-- START OF Exercise materials --
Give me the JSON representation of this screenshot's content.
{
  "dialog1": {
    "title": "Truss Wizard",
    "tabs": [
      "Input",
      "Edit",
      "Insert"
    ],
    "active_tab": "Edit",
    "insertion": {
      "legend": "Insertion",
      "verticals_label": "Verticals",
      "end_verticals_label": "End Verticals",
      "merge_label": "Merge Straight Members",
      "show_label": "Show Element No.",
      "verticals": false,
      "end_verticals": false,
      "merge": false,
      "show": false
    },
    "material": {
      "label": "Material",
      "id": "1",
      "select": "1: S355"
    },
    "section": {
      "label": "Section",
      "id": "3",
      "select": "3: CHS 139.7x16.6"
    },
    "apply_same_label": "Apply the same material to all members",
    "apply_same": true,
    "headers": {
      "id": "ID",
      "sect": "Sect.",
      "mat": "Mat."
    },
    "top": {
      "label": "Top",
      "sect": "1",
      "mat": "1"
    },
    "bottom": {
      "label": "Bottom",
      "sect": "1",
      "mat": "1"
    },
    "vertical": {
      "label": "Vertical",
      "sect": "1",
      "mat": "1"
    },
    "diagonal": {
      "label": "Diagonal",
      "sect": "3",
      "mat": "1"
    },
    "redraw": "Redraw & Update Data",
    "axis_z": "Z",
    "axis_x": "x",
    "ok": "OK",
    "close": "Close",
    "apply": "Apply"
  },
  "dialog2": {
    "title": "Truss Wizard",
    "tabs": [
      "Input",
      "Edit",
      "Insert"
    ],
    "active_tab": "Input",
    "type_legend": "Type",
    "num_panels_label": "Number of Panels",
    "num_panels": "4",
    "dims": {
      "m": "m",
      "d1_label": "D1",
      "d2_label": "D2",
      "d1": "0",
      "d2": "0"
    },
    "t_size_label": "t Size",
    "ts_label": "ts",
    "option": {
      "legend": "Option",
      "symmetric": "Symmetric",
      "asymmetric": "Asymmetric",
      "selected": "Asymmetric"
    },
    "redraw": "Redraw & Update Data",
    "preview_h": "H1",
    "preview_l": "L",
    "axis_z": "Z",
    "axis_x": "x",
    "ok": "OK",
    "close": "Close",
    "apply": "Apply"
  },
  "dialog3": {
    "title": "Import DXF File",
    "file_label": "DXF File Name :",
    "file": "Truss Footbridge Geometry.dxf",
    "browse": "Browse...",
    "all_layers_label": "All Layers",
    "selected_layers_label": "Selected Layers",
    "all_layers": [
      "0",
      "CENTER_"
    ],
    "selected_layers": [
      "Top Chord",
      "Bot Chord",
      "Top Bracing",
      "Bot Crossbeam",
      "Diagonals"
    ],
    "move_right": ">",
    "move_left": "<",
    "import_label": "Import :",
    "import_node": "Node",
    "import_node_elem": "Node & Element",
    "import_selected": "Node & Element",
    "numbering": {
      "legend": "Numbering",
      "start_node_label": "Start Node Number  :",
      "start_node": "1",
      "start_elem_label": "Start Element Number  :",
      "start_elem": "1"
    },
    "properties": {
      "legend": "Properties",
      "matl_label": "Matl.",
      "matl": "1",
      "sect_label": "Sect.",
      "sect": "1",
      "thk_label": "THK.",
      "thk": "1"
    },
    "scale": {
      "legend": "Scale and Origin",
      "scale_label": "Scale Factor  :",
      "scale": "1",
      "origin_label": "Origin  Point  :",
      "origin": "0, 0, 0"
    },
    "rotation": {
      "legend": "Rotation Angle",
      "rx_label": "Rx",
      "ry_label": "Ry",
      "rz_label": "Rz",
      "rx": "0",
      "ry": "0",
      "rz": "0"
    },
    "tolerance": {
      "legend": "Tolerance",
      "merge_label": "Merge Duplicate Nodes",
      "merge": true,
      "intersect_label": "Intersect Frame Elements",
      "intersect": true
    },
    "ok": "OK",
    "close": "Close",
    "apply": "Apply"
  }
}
-- END OF Exercise materials --
Work to be completed:
Extract all of the data above without altering anything.

Exercise answer:
Give me the JSON representation of this screenshot's content.
{
  "dialog1": {
    "title": "Truss Wizard",
    "tabs": [
      "Input",
      "Edit",
      "Insert"
    ],
    "active_tab": "Edit",
    "insertion": {
      "legend": "Insertion",
      "verticals_label": "Verticals",
      "end_verticals_label": "End Verticals",
      "merge_label": "Merge Straight Members",
      "show_label": "Show Element No.",
      "verticals": false,
      "end_verticals": false,
      "merge": false,
      "show": false
    },
    "material": {
      "label": "Material",
      "id": "1",
      "select": "1: S355"
    },
    "section": {
      "label": "Section",
      "id": "3",
      "select": "3: CHS 139.7x16.6"
    },
    "apply_same_label": "Apply the same material to all members",
    "apply_same": true,
    "headers": {
      "id": "ID",
      "sect": "Sect.",
      "mat": "Mat."
    },
    "top": {
      "label": "Top",
      "sect": "1",
      "mat": "1"
    },
    "bottom": {
      "label": "Bottom",
      "sect": "1",
      "mat": "1"
    },
    "vertical": {
      "label": "Vertical",
      "sect": "1",
      "mat": "1"
    },
    "diagonal": {
      "label": "Diagonal",
      "sect": "3",
      "mat": "1"
    },
    "redraw": "Redraw & Update Data",
    "axis_z": "Z",
    "axis_x": "x",
    "ok": "OK",
    "close": "Close",
    "apply": "Apply"
  },
  "dialog2": {
    "title": "Truss Wizard",
    "tabs": [
      "Input",
      "Edit",
      "Insert"
    ],
    "active_tab": "Input",
    "type_legend": "Type",
    "num_panels_label": "Number of Panels",
    "num_panels": "4",
    "dims": {
      "m": "m",
      "d1_label": "D1",
      "d2_label": "D2",
      "d1": "0",
      "d2": "0"
    },
    "t_size_label": "t Size",
    "ts_label": "ts",
    "option": {
      "legend": "Option",
      "symmetric": "Symmetric",
      "asymmetric": "Asymmetric",
      "selected": "Asymmetric"
    },
    "redraw": "Redraw & Update Data",
    "preview_h": "H1",
    "preview_l": "L",
    "axis_z": "Z",
    "axis_x": "x",
    "ok": "OK",
    "close": "Close",
    "apply": "Apply"
  },
  "dialog3": {
    "title": "Import DXF File",
    "file_label": "DXF File Name :",
    "file": "Truss Footbridge Geometry.dxf",
    "browse": "Browse...",
    "all_layers_label": "All Layers",
    "selected_layers_label": "Selected Layers",
    "all_layers": [
      "0",
      "CENTER_"
    ],
    "selected_layers": [
      "Top Chord",
      "Bot Chord",
      "Top Bracing",
      "Bot Crossbeam",
      "Diagonals"
    ],
    "move_right": ">",
    "move_left": "<",
    "import_label": "Import :",
    "import_node": "Node",
    "import_node_elem": "Node & Element",
    "import_selected": "Node & Element",
    "numbering": {
      "legend": "Numbering",
      "start_node_label": "Start Node Number  :",
      "start_node": "1",
      "start_elem_label": "Start Element Number  :",
      "start_elem": "1"
    },
    "properties": {
      "legend": "Properties",
      "matl_label": "Matl.",
      "matl": "1",
      "sect_label": "Sect.",
      "sect": "1",
      "thk_label": "THK.",
      "thk": "1"
    },
    "scale": {
      "legend": "Scale and Origin",
      "scale_label": "Scale Factor  :",
      "scale": "1",
      "origin_label": "Origin  Point  :",
      "origin": "0, 0, 0"
    },
    "rotation": {
      "legend": "Rotation Angle",
      "rx_label": "Rx",
      "ry_label": "Ry",
      "rz_label": "Rz",
      "rx": "0",
      "ry": "0",
      "rz": "0"
    },
    "tolerance": {
      "legend": "Tolerance",
      "merge_label": "Merge Duplicate Nodes",
      "merge": true,
      "intersect_label": "Intersect Frame Elements",
      "intersect": true
    },
    "ok": "OK",
    "close": "Close",
    "apply": "Apply"
  }
}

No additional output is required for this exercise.